■ **Exercise directions**: State only how many lines contain the string "Over".

>> Begin Record list

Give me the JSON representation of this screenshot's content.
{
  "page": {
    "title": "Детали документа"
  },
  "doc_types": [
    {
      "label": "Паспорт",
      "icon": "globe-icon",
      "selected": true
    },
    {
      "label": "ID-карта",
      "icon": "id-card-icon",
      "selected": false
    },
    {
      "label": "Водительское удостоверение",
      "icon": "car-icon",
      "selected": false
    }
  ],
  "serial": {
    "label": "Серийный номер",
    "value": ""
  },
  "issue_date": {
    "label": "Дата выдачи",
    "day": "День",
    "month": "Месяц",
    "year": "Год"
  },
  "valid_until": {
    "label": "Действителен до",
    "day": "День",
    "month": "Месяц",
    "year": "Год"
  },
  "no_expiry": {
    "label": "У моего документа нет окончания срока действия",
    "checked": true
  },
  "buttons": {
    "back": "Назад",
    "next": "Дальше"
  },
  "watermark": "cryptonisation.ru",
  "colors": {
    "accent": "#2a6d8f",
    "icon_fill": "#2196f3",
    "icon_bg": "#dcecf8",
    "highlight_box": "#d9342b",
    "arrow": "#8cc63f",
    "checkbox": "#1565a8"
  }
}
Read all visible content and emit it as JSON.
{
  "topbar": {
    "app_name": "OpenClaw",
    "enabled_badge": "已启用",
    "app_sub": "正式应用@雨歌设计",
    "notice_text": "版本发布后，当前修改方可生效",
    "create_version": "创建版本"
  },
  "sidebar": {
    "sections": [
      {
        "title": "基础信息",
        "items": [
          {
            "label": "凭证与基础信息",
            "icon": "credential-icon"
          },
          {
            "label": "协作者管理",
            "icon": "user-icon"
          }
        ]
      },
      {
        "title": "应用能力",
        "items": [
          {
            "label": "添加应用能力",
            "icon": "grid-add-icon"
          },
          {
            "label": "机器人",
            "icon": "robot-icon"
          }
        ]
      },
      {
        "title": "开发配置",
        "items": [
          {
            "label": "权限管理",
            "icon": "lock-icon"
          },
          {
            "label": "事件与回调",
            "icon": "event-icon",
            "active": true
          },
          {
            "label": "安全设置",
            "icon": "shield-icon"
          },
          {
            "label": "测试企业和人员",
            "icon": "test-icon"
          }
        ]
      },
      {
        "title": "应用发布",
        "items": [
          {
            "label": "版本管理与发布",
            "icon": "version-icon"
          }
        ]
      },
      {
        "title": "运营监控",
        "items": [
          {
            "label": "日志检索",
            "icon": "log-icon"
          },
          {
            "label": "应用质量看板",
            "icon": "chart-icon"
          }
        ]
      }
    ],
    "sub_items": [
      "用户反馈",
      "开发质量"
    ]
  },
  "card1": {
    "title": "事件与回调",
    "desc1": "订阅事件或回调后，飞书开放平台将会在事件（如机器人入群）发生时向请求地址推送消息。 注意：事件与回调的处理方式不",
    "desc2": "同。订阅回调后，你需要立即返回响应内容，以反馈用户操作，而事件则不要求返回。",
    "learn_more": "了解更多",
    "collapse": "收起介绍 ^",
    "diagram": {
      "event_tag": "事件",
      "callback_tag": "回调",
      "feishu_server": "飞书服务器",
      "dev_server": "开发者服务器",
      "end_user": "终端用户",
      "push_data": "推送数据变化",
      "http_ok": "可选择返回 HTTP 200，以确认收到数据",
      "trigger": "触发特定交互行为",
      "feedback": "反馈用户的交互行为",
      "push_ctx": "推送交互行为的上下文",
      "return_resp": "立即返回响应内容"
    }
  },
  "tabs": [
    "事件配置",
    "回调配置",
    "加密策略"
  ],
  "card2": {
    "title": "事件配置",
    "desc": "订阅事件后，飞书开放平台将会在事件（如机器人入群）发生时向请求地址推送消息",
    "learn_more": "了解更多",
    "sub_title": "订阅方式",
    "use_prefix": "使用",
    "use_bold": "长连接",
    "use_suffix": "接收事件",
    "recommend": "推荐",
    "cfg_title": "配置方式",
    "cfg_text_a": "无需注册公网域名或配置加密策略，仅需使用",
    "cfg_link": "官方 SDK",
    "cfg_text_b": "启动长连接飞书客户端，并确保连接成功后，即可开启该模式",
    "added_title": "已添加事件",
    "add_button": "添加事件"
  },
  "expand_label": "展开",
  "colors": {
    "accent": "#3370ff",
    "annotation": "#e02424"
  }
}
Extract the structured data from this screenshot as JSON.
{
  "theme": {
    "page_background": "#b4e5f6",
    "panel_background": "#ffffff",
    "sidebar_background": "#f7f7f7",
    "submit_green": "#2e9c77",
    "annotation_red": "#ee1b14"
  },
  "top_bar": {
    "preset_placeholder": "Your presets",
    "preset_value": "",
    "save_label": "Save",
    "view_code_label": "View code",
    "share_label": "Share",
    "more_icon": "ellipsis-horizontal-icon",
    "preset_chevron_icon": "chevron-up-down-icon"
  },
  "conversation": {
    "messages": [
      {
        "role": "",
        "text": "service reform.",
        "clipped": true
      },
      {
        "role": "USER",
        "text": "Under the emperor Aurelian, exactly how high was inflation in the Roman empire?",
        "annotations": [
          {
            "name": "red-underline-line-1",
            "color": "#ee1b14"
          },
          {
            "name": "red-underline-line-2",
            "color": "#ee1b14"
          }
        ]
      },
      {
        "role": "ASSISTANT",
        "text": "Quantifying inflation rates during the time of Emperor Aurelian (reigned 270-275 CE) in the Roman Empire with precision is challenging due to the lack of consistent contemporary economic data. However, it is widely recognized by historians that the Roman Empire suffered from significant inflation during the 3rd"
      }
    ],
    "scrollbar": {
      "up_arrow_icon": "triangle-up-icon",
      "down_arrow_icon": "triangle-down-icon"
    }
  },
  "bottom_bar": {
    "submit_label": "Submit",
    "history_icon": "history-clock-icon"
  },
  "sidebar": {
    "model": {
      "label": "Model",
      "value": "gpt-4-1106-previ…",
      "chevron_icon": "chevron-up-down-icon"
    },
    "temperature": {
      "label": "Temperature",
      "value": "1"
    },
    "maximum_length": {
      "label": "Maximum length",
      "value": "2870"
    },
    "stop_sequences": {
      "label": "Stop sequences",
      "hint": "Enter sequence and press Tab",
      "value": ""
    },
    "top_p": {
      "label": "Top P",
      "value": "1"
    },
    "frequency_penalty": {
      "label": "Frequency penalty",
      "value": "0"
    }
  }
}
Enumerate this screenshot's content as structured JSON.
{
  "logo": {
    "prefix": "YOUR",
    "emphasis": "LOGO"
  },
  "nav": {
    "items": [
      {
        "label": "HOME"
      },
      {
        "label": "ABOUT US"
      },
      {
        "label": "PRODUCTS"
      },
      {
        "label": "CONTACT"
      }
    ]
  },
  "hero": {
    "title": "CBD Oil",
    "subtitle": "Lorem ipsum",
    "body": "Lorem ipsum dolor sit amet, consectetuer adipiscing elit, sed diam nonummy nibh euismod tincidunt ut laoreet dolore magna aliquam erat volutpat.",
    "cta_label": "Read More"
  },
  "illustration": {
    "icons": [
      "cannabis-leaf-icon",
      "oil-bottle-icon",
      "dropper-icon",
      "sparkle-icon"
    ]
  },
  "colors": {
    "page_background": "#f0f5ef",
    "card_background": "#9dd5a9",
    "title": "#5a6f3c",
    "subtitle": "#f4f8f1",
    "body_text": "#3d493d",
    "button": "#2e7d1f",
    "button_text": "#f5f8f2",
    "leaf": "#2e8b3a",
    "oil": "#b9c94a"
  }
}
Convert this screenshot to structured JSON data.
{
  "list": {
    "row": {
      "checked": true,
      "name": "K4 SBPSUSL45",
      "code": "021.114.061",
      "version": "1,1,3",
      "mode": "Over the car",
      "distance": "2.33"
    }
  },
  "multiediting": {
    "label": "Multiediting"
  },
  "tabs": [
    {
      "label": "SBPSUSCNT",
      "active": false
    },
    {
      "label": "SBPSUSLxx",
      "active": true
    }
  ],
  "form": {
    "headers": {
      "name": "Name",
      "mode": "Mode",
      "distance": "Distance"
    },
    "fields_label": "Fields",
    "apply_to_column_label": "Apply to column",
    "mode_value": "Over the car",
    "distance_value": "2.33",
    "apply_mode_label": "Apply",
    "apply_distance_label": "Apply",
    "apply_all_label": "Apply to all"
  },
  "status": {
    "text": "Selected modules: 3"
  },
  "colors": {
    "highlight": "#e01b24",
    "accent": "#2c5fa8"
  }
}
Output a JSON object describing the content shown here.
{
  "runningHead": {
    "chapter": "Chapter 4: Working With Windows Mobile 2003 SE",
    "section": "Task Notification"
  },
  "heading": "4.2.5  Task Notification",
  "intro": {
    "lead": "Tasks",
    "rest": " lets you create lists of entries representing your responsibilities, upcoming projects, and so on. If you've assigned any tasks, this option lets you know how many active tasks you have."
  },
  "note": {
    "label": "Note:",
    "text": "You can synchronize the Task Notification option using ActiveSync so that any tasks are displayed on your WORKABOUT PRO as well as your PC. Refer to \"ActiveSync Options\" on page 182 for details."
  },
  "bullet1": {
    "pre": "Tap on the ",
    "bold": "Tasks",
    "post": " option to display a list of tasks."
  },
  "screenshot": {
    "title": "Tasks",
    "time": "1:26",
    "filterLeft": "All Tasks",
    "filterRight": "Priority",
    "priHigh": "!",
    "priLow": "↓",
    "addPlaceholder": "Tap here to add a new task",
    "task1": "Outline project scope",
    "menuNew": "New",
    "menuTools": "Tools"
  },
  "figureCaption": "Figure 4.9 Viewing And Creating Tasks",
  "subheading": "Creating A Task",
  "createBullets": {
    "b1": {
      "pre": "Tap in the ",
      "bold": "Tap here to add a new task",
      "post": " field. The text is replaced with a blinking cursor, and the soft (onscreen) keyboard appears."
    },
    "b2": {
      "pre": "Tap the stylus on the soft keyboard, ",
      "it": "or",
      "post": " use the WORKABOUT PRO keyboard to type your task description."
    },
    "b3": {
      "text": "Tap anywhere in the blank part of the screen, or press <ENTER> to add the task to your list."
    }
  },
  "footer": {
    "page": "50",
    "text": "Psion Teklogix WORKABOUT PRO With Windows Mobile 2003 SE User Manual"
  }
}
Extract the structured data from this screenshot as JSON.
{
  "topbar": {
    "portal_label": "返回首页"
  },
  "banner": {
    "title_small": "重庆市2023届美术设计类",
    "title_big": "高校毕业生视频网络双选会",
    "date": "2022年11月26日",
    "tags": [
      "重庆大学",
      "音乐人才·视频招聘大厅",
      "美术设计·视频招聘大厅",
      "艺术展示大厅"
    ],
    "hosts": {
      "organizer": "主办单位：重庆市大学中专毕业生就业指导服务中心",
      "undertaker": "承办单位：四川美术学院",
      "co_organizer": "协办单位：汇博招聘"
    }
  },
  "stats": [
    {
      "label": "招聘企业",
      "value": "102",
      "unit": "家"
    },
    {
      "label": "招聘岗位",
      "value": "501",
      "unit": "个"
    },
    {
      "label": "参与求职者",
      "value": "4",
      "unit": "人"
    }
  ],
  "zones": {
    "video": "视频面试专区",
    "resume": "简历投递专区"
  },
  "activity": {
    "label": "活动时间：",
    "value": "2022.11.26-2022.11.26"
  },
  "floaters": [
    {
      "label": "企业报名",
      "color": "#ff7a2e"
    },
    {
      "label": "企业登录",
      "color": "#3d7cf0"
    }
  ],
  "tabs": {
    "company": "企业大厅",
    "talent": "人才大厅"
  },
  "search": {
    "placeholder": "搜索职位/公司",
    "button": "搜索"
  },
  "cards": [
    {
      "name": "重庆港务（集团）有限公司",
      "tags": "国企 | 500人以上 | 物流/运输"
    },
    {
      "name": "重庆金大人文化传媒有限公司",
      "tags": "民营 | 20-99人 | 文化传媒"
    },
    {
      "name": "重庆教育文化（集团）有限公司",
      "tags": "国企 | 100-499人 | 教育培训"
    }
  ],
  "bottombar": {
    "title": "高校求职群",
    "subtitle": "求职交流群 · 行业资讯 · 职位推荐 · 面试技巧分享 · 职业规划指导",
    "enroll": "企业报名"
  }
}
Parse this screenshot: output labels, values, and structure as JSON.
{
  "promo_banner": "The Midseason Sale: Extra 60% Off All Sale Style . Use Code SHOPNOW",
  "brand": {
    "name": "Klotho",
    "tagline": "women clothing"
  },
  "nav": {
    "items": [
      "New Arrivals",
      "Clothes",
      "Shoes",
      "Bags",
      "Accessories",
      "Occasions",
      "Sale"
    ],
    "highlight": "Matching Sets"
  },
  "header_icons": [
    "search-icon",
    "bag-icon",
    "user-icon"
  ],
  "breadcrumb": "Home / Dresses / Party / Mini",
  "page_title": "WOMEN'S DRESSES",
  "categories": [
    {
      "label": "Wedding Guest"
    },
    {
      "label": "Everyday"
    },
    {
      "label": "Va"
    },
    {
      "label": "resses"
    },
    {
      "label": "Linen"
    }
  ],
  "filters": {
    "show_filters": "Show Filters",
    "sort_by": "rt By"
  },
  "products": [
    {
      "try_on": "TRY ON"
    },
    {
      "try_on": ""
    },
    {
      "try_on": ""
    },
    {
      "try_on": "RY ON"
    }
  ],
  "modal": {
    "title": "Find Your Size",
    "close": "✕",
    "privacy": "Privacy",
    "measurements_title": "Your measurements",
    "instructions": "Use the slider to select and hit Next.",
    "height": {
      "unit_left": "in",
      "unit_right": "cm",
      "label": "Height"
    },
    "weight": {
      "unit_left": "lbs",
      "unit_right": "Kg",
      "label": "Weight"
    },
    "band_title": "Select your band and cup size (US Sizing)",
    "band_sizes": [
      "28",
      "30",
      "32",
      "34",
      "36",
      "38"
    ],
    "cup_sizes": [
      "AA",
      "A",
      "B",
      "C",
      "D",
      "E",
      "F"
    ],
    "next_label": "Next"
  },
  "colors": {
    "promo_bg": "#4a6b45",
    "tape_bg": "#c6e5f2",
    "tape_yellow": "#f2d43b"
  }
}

>> End Record list

■ **Task result**: 2